Figure content listings:
_ _ _ _ _ _ _

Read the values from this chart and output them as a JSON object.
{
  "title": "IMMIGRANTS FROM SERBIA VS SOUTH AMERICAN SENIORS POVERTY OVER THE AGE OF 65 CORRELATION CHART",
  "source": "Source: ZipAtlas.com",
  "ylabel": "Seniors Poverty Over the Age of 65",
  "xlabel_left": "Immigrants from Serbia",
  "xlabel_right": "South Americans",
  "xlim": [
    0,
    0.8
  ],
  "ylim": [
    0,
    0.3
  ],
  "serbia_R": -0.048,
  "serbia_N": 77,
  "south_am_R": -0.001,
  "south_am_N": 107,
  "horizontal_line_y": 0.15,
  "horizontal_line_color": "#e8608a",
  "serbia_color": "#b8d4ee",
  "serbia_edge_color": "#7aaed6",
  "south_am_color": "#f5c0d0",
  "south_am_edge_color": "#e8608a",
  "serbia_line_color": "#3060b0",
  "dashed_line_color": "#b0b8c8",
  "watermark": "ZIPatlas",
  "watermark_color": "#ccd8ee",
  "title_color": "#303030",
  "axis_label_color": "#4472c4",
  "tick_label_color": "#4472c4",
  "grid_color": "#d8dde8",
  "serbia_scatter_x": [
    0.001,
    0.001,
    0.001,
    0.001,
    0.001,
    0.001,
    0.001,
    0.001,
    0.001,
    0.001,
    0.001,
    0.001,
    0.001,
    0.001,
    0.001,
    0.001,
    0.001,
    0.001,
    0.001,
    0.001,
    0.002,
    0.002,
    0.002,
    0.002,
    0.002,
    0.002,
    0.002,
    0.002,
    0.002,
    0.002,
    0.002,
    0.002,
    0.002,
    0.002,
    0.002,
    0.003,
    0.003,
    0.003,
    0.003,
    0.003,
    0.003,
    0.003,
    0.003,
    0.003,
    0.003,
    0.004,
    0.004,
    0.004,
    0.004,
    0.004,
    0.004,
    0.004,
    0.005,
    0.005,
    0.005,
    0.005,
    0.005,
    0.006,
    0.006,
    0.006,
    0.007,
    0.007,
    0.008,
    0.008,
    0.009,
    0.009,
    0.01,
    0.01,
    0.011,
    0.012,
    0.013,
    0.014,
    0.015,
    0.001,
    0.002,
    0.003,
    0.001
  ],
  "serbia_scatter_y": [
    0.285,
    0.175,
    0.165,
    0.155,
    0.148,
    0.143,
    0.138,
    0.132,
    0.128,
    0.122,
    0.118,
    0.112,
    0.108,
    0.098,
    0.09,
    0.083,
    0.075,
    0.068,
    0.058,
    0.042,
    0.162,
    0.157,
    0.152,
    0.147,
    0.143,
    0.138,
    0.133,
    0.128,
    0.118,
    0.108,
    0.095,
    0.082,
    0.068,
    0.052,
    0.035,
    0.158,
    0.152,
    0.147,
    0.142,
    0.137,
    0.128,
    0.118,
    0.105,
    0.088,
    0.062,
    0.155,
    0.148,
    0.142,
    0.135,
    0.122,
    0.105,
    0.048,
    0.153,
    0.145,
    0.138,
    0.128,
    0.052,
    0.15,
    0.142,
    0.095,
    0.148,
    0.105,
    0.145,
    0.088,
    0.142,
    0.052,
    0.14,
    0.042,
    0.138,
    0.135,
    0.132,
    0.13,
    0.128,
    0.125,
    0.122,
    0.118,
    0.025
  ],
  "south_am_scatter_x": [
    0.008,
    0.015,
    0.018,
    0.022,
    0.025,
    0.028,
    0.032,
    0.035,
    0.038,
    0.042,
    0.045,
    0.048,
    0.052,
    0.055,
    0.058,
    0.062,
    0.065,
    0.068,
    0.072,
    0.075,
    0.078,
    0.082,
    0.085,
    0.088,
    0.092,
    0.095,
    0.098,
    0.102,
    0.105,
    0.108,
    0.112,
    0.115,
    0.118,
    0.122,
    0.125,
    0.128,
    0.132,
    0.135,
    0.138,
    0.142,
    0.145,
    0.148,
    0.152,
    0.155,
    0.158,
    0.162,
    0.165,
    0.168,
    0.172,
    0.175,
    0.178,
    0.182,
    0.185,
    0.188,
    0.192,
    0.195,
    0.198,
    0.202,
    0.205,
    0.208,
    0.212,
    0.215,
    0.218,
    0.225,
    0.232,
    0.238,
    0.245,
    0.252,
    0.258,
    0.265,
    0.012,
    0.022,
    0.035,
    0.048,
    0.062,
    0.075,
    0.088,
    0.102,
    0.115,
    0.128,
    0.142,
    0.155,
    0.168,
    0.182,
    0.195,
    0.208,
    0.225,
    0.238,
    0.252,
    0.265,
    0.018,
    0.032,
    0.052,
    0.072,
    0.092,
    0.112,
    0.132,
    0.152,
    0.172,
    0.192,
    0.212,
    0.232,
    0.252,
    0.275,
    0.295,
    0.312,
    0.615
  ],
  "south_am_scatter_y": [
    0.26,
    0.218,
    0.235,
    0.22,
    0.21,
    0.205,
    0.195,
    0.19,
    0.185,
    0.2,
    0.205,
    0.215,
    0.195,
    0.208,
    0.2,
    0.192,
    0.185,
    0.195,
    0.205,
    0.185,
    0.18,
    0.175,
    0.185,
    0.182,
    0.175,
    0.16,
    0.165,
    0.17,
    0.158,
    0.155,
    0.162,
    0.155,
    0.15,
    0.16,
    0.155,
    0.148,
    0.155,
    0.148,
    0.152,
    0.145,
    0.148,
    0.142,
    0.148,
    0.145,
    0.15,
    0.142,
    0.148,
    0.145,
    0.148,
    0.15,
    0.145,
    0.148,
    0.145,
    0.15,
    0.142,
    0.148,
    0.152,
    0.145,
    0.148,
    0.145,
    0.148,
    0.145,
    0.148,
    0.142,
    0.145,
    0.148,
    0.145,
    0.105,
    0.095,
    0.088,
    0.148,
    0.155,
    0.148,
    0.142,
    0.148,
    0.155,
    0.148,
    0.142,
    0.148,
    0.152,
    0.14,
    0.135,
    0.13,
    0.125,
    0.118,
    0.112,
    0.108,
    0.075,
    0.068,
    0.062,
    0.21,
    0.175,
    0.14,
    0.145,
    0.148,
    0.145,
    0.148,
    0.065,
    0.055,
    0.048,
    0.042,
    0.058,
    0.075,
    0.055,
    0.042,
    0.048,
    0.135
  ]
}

_ _ _ _ _ _ _

- **SET TASK**: Print all of the entries exactly as they appear.

- **THE COMPLETED TASK**:
Read the values from this chart and output them as a JSON object.
{
  "title": "IMMIGRANTS FROM SERBIA VS SOUTH AMERICAN SENIORS POVERTY OVER THE AGE OF 65 CORRELATION CHART",
  "source": "Source: ZipAtlas.com",
  "ylabel": "Seniors Poverty Over the Age of 65",
  "xlabel_left": "Immigrants from Serbia",
  "xlabel_right": "South Americans",
  "xlim": [
    0,
    0.8
  ],
  "ylim": [
    0,
    0.3
  ],
  "serbia_R": -0.048,
  "serbia_N": 77,
  "south_am_R": -0.001,
  "south_am_N": 107,
  "horizontal_line_y": 0.15,
  "horizontal_line_color": "#e8608a",
  "serbia_color": "#b8d4ee",
  "serbia_edge_color": "#7aaed6",
  "south_am_color": "#f5c0d0",
  "south_am_edge_color": "#e8608a",
  "serbia_line_color": "#3060b0",
  "dashed_line_color": "#b0b8c8",
  "watermark": "ZIPatlas",
  "watermark_color": "#ccd8ee",
  "title_color": "#303030",
  "axis_label_color": "#4472c4",
  "tick_label_color": "#4472c4",
  "grid_color": "#d8dde8",
  "serbia_scatter_x": [
    0.001,
    0.001,
    0.001,
    0.001,
    0.001,
    0.001,
    0.001,
    0.001,
    0.001,
    0.001,
    0.001,
    0.001,
    0.001,
    0.001,
    0.001,
    0.001,
    0.001,
    0.001,
    0.001,
    0.001,
    0.002,
    0.002,
    0.002,
    0.002,
    0.002,
    0.002,
    0.002,
    0.002,
    0.002,
    0.002,
    0.002,
    0.002,
    0.002,
    0.002,
    0.002,
    0.003,
    0.003,
    0.003,
    0.003,
    0.003,
    0.003,
    0.003,
    0.003,
    0.003,
    0.003,
    0.004,
    0.004,
    0.004,
    0.004,
    0.004,
    0.004,
    0.004,
    0.005,
    0.005,
    0.005,
    0.005,
    0.005,
    0.006,
    0.006,
    0.006,
    0.007,
    0.007,
    0.008,
    0.008,
    0.009,
    0.009,
    0.01,
    0.01,
    0.011,
    0.012,
    0.013,
    0.014,
    0.015,
    0.001,
    0.002,
    0.003,
    0.001
  ],
  "serbia_scatter_y": [
    0.285,
    0.175,
    0.165,
    0.155,
    0.148,
    0.143,
    0.138,
    0.132,
    0.128,
    0.122,
    0.118,
    0.112,
    0.108,
    0.098,
    0.09,
    0.083,
    0.075,
    0.068,
    0.058,
    0.042,
    0.162,
    0.157,
    0.152,
    0.147,
    0.143,
    0.138,
    0.133,
    0.128,
    0.118,
    0.108,
    0.095,
    0.082,
    0.068,
    0.052,
    0.035,
    0.158,
    0.152,
    0.147,
    0.142,
    0.137,
    0.128,
    0.118,
    0.105,
    0.088,
    0.062,
    0.155,
    0.148,
    0.142,
    0.135,
    0.122,
    0.105,
    0.048,
    0.153,
    0.145,
    0.138,
    0.128,
    0.052,
    0.15,
    0.142,
    0.095,
    0.148,
    0.105,
    0.145,
    0.088,
    0.142,
    0.052,
    0.14,
    0.042,
    0.138,
    0.135,
    0.132,
    0.13,
    0.128,
    0.125,
    0.122,
    0.118,
    0.025
  ],
  "south_am_scatter_x": [
    0.008,
    0.015,
    0.018,
    0.022,
    0.025,
    0.028,
    0.032,
    0.035,
    0.038,
    0.042,
    0.045,
    0.048,
    0.052,
    0.055,
    0.058,
    0.062,
    0.065,
    0.068,
    0.072,
    0.075,
    0.078,
    0.082,
    0.085,
    0.088,
    0.092,
    0.095,
    0.098,
    0.102,
    0.105,
    0.108,
    0.112,
    0.115,
    0.118,
    0.122,
    0.125,
    0.128,
    0.132,
    0.135,
    0.138,
    0.142,
    0.145,
    0.148,
    0.152,
    0.155,
    0.158,
    0.162,
    0.165,
    0.168,
    0.172,
    0.175,
    0.178,
    0.182,
    0.185,
    0.188,
    0.192,
    0.195,
    0.198,
    0.202,
    0.205,
    0.208,
    0.212,
    0.215,
    0.218,
    0.225,
    0.232,
    0.238,
    0.245,
    0.252,
    0.258,
    0.265,
    0.012,
    0.022,
    0.035,
    0.048,
    0.062,
    0.075,
    0.088,
    0.102,
    0.115,
    0.128,
    0.142,
    0.155,
    0.168,
    0.182,
    0.195,
    0.208,
    0.225,
    0.238,
    0.252,
    0.265,
    0.018,
    0.032,
    0.052,
    0.072,
    0.092,
    0.112,
    0.132,
    0.152,
    0.172,
    0.192,
    0.212,
    0.232,
    0.252,
    0.275,
    0.295,
    0.312,
    0.615
  ],
  "south_am_scatter_y": [
    0.26,
    0.218,
    0.235,
    0.22,
    0.21,
    0.205,
    0.195,
    0.19,
    0.185,
    0.2,
    0.205,
    0.215,
    0.195,
    0.208,
    0.2,
    0.192,
    0.185,
    0.195,
    0.205,
    0.185,
    0.18,
    0.175,
    0.185,
    0.182,
    0.175,
    0.16,
    0.165,
    0.17,
    0.158,
    0.155,
    0.162,
    0.155,
    0.15,
    0.16,
    0.155,
    0.148,
    0.155,
    0.148,
    0.152,
    0.145,
    0.148,
    0.142,
    0.148,
    0.145,
    0.15,
    0.142,
    0.148,
    0.145,
    0.148,
    0.15,
    0.145,
    0.148,
    0.145,
    0.15,
    0.142,
    0.148,
    0.152,
    0.145,
    0.148,
    0.145,
    0.148,
    0.145,
    0.148,
    0.142,
    0.145,
    0.148,
    0.145,
    0.105,
    0.095,
    0.088,
    0.148,
    0.155,
    0.148,
    0.142,
    0.148,
    0.155,
    0.148,
    0.142,
    0.148,
    0.152,
    0.14,
    0.135,
    0.13,
    0.125,
    0.118,
    0.112,
    0.108,
    0.075,
    0.068,
    0.062,
    0.21,
    0.175,
    0.14,
    0.145,
    0.148,
    0.145,
    0.148,
    0.065,
    0.055,
    0.048,
    0.042,
    0.058,
    0.075,
    0.055,
    0.042,
    0.048,
    0.135
  ]
}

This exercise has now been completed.